(PROMPT): Will you transcribe all the entries word for word, skipping the pictures they hold?

(WORKING DATA):
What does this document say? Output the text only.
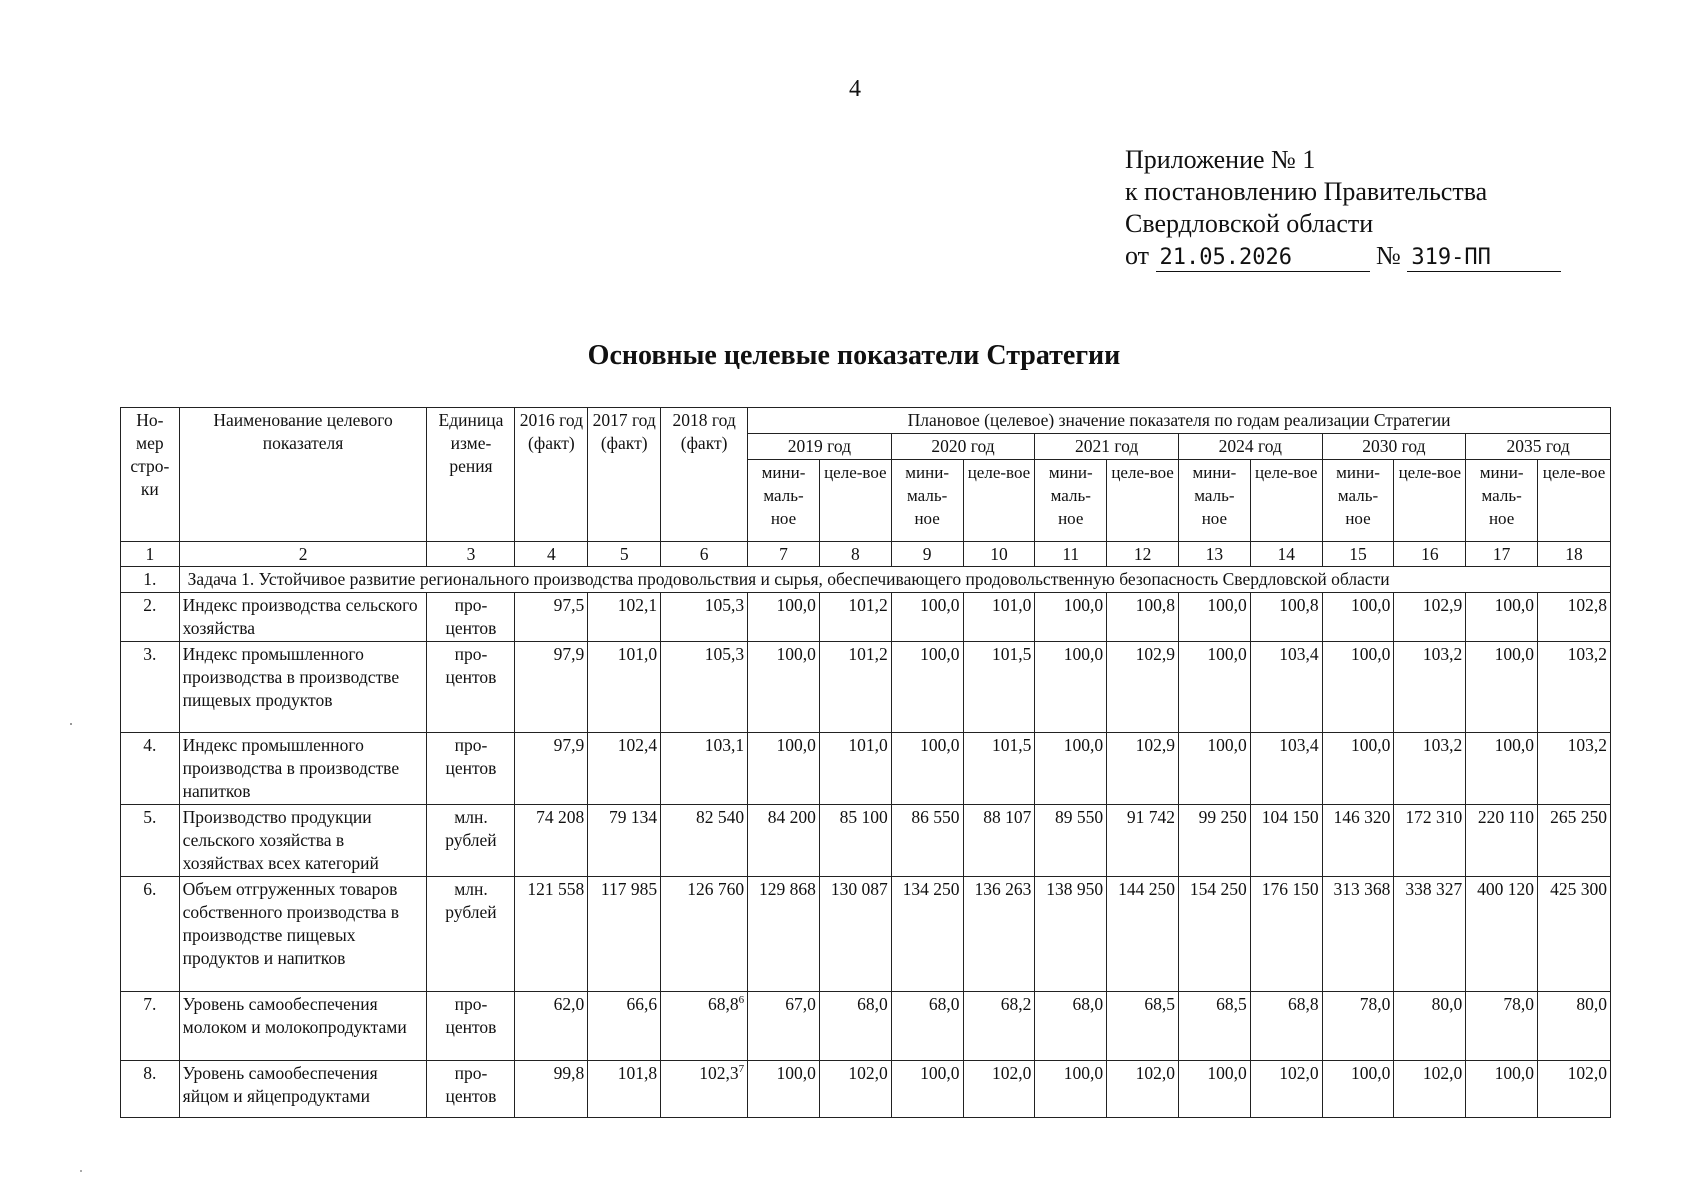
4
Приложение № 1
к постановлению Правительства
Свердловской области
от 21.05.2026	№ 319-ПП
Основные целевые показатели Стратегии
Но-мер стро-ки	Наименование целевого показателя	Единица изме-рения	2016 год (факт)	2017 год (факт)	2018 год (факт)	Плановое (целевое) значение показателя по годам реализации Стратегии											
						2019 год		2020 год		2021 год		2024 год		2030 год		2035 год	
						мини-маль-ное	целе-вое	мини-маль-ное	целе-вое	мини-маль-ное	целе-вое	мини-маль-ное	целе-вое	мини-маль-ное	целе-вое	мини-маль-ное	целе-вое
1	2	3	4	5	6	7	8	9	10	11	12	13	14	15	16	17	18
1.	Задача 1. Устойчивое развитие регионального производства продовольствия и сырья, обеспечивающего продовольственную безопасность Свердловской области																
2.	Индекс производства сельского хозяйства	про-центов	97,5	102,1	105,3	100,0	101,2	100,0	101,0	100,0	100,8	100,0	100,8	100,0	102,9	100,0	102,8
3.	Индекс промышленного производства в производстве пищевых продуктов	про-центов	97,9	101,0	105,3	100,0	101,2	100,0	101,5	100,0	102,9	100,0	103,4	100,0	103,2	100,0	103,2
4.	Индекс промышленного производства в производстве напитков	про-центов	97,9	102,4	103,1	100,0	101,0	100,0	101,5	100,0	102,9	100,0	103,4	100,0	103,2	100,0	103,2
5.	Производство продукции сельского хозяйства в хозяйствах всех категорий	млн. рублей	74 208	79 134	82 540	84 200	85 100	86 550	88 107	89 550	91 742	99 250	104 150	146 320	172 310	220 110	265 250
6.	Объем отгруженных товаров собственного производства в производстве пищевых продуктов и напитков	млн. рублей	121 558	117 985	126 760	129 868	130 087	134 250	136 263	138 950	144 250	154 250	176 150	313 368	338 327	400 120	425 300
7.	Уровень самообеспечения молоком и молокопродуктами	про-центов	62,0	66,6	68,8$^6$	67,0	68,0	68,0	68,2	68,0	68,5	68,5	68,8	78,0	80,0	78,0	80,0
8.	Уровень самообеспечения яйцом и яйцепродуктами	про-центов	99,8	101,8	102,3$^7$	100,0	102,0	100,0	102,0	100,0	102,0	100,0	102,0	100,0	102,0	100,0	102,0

(ANSWER):
What does this document say? Output the text only.
4
Приложение № 1
к постановлению Правительства
Свердловской области
от 21.05.2026	№ 319-ПП
Основные целевые показатели Стратегии
Но-мер стро-ки	Наименование целевого показателя	Единица изме-рения	2016 год (факт)	2017 год (факт)	2018 год (факт)	Плановое (целевое) значение показателя по годам реализации Стратегии											
						2019 год		2020 год		2021 год		2024 год		2030 год		2035 год	
						мини-маль-ное	целе-вое	мини-маль-ное	целе-вое	мини-маль-ное	целе-вое	мини-маль-ное	целе-вое	мини-маль-ное	целе-вое	мини-маль-ное	целе-вое
1	2	3	4	5	6	7	8	9	10	11	12	13	14	15	16	17	18
1.	Задача 1. Устойчивое развитие регионального производства продовольствия и сырья, обеспечивающего продовольственную безопасность Свердловской области																
2.	Индекс производства сельского хозяйства	про-центов	97,5	102,1	105,3	100,0	101,2	100,0	101,0	100,0	100,8	100,0	100,8	100,0	102,9	100,0	102,8
3.	Индекс промышленного производства в производстве пищевых продуктов	про-центов	97,9	101,0	105,3	100,0	101,2	100,0	101,5	100,0	102,9	100,0	103,4	100,0	103,2	100,0	103,2
4.	Индекс промышленного производства в производстве напитков	про-центов	97,9	102,4	103,1	100,0	101,0	100,0	101,5	100,0	102,9	100,0	103,4	100,0	103,2	100,0	103,2
5.	Производство продукции сельского хозяйства в хозяйствах всех категорий	млн. рублей	74 208	79 134	82 540	84 200	85 100	86 550	88 107	89 550	91 742	99 250	104 150	146 320	172 310	220 110	265 250
6.	Объем отгруженных товаров собственного производства в производстве пищевых продуктов и напитков	млн. рублей	121 558	117 985	126 760	129 868	130 087	134 250	136 263	138 950	144 250	154 250	176 150	313 368	338 327	400 120	425 300
7.	Уровень самообеспечения молоком и молокопродуктами	про-центов	62,0	66,6	68,8$^6$	67,0	68,0	68,0	68,2	68,0	68,5	68,5	68,8	78,0	80,0	78,0	80,0
8.	Уровень самообеспечения яйцом и яйцепродуктами	про-центов	99,8	101,8	102,3$^7$	100,0	102,0	100,0	102,0	100,0	102,0	100,0	102,0	100,0	102,0	100,0	102,0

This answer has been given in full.